:: Supplied text ::
======

Bond-Breaking & Bond-Forming
Bond breaking = endothermic (energy absorbed to overcome electrostatic attraction)
Bond forming = exothermic (energy released as new attractions form)
The net ΔH = energy to break reactant bonds + energy released forming product bonds.
Exothermic vs Endothermic
| Exothermic | Endothermic | |
|---|---|---|
| Energy flow | System → Surroundings | Surroundings → System |
| ΔH sign | Negative (ΔH < 0) | Positive (ΔH > 0) |
| Temperature | Rises | Falls |
| Product stability | Products more stable | Reactants more stable |
| Examples | Combustion, neutralisation | Thermal decomposition, photosynthesis |
Energy Profile Diagrams
Energy Profile Diagrams
📐 Reading the Diagram
- ΔH = net vertical difference between reactants and products
- Ea = vertical distance from reactants to the transition state (peak)
- Exothermic: products sit lower than reactants
- Endothermic: products sit higher than reactants
⚠️ Examiner Trap
Do not confuse ΔH with Ea on the diagram. ΔH is the difference between start and end (reactants → products). Ea is the height of the activation barrier above the reactants.

======

Spatial layout entries

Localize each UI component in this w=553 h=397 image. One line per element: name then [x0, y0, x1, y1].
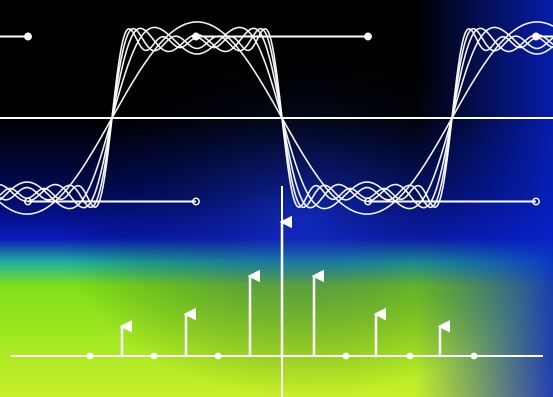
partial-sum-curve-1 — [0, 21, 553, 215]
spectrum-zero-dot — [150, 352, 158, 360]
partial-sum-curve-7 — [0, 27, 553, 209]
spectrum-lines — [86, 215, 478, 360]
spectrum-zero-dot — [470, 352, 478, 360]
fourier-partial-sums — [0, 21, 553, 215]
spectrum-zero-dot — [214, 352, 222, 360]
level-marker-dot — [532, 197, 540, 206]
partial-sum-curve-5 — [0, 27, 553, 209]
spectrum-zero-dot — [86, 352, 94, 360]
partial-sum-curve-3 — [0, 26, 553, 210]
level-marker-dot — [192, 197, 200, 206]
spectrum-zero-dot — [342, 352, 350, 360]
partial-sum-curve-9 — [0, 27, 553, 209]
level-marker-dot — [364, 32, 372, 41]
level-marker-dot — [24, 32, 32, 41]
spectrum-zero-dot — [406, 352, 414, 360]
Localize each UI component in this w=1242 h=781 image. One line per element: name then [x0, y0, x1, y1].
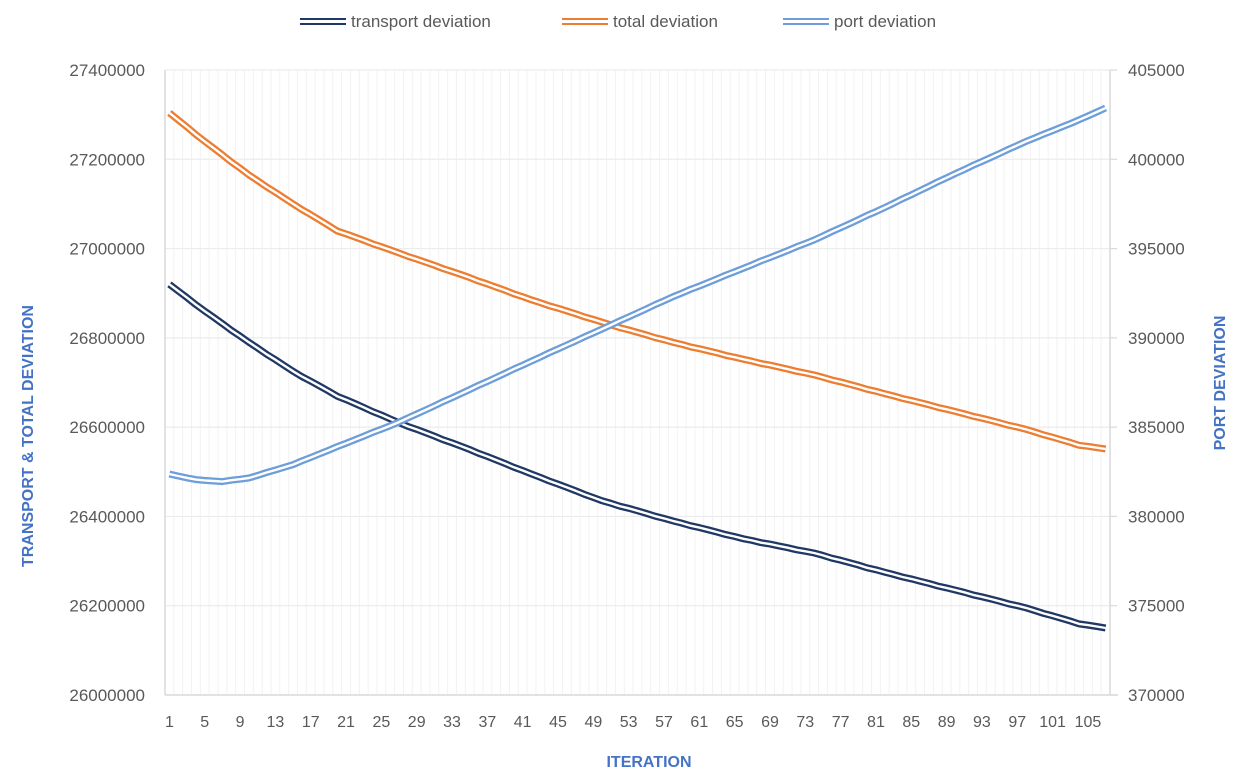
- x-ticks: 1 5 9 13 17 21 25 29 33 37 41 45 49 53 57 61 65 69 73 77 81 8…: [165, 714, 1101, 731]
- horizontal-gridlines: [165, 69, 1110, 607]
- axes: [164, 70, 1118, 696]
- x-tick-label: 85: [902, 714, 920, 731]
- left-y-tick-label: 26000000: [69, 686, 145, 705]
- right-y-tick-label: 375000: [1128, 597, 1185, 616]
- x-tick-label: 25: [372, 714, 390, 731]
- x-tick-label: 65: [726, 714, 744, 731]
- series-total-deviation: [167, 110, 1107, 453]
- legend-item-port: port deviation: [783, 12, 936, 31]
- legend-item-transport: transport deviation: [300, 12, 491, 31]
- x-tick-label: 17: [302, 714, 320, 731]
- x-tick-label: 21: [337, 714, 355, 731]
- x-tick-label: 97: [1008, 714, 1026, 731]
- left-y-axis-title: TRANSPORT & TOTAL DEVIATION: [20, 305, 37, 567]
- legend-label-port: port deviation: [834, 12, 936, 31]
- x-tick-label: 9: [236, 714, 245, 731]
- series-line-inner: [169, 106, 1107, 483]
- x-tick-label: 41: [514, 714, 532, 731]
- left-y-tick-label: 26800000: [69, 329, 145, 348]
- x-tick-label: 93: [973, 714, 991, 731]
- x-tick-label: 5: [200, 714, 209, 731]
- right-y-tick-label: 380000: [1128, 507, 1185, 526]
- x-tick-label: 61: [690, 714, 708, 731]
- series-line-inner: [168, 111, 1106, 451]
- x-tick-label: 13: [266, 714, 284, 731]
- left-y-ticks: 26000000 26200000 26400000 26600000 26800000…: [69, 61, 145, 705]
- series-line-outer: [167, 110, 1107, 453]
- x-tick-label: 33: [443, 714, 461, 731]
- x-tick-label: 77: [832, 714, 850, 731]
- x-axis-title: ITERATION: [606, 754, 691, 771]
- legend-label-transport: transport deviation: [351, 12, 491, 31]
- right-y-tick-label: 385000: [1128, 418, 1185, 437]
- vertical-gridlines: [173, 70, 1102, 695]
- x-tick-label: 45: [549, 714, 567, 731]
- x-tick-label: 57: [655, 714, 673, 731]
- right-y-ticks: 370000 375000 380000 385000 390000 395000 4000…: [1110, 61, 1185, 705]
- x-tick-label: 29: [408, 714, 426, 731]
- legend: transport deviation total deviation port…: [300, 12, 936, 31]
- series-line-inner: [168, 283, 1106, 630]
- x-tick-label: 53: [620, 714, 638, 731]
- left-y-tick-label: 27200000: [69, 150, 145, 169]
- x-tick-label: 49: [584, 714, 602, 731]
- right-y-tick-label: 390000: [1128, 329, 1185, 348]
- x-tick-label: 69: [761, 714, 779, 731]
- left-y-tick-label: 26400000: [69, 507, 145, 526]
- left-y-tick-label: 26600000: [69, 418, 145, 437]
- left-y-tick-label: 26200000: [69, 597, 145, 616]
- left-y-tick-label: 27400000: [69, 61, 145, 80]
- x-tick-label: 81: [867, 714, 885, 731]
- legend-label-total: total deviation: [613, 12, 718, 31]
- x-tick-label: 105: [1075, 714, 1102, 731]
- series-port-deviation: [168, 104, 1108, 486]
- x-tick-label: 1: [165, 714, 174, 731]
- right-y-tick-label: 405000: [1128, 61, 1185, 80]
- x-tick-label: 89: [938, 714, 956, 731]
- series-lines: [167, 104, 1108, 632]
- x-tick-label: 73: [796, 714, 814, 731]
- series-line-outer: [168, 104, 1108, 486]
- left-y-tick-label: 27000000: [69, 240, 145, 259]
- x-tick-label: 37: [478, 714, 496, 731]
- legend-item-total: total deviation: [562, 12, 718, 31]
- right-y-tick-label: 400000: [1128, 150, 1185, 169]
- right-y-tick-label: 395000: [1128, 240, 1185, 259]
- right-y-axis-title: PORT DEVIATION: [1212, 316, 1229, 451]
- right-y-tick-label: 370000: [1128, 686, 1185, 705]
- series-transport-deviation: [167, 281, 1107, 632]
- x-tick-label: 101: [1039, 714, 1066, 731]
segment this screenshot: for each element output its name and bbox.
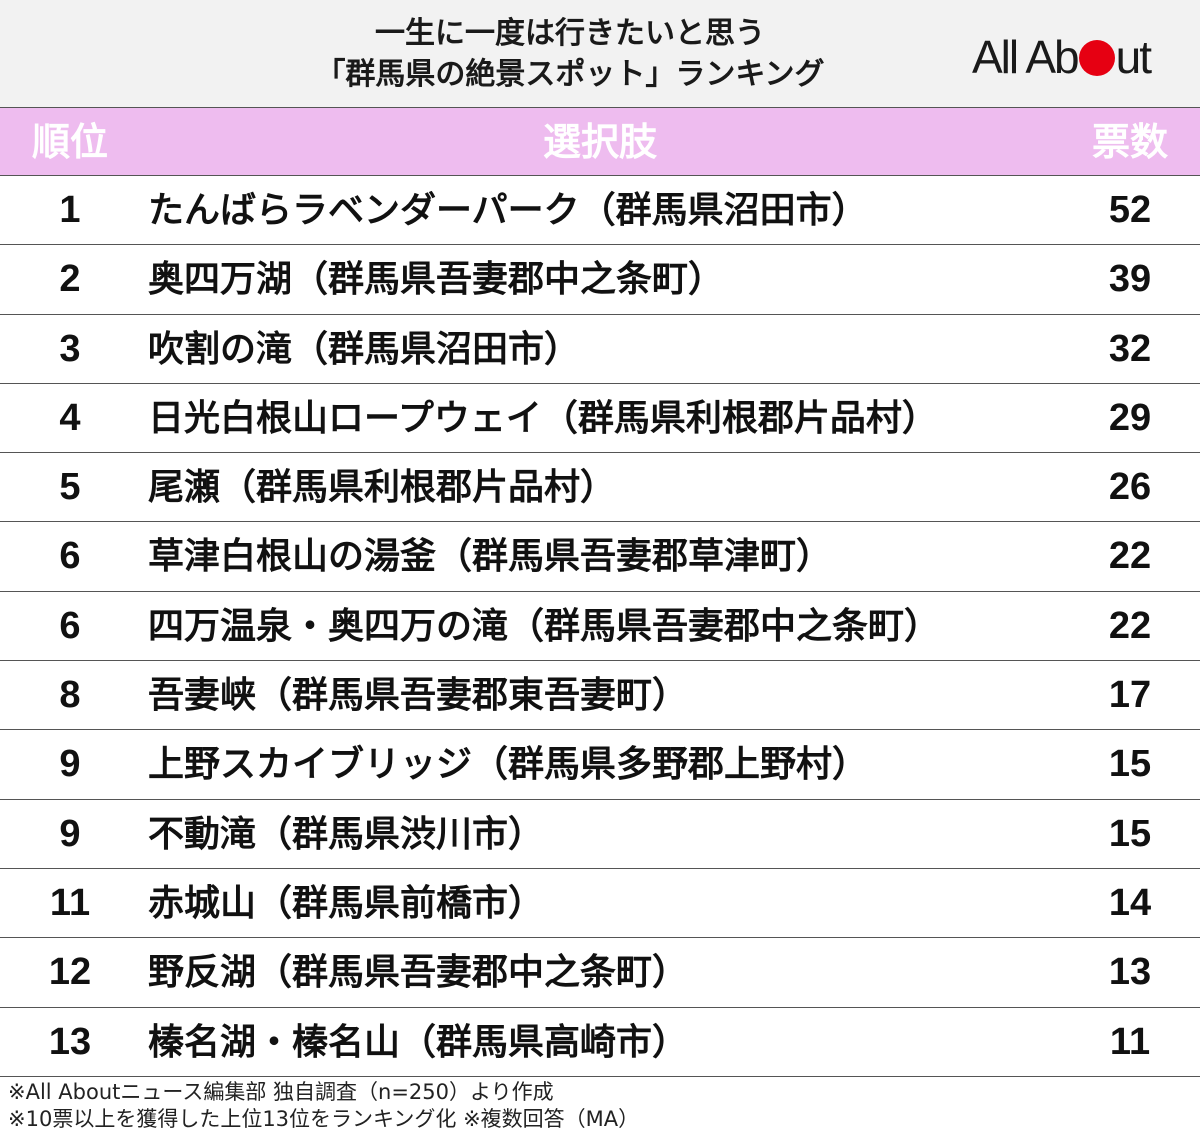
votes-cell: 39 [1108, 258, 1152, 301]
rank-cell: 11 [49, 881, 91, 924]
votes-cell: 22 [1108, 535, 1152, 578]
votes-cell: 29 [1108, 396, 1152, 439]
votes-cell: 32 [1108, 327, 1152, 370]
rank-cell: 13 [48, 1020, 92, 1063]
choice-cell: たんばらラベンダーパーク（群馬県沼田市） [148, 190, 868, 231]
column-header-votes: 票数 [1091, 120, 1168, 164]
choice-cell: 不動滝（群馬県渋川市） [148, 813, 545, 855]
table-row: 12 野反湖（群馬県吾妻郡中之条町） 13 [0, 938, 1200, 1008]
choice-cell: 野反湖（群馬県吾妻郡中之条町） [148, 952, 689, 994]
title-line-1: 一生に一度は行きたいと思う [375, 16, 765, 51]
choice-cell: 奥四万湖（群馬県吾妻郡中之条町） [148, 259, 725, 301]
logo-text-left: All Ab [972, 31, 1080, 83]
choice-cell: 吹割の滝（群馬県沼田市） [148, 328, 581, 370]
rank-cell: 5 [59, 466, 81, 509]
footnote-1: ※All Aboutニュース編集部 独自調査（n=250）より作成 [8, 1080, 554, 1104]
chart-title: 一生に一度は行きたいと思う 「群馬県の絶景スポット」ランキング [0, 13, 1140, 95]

======

:: Exercise objective ::
In the supplied text on reaction energetics, what does Ea correspond to on an energy profile diagram?

:: Task response ::
Ea is the vertical distance from the reactants to the transition state (the peak).